■ **TO DO**
Take the material below and write it all out again exactly.

*-*-*

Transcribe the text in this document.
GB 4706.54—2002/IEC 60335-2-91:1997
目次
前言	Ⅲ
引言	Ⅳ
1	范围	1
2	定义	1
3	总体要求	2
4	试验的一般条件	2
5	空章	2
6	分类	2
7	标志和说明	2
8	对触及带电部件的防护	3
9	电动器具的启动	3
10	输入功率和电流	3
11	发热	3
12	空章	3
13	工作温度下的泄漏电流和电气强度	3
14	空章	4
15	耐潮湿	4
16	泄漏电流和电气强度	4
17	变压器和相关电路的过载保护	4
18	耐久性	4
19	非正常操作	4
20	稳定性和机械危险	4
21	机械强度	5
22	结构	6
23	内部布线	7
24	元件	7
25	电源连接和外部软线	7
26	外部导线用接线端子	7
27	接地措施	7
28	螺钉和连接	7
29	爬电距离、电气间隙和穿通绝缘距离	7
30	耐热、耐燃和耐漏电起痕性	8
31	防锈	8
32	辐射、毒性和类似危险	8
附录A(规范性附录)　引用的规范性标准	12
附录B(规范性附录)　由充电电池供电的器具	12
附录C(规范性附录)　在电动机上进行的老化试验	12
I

*-*-*

■ **TASK ANSWER**
Transcribe the text in this document.
GB 4706.54—2002/IEC 60335-2-91:1997
目次
前言	Ⅲ
引言	Ⅳ
1	范围	1
2	定义	1
3	总体要求	2
4	试验的一般条件	2
5	空章	2
6	分类	2
7	标志和说明	2
8	对触及带电部件的防护	3
9	电动器具的启动	3
10	输入功率和电流	3
11	发热	3
12	空章	3
13	工作温度下的泄漏电流和电气强度	3
14	空章	4
15	耐潮湿	4
16	泄漏电流和电气强度	4
17	变压器和相关电路的过载保护	4
18	耐久性	4
19	非正常操作	4
20	稳定性和机械危险	4
21	机械强度	5
22	结构	6
23	内部布线	7
24	元件	7
25	电源连接和外部软线	7
26	外部导线用接线端子	7
27	接地措施	7
28	螺钉和连接	7
29	爬电距离、电气间隙和穿通绝缘距离	7
30	耐热、耐燃和耐漏电起痕性	8
31	防锈	8
32	辐射、毒性和类似危险	8
附录A(规范性附录)　引用的规范性标准	12
附录B(规范性附录)　由充电电池供电的器具	12
附录C(规范性附录)　在电动机上进行的老化试验	12
I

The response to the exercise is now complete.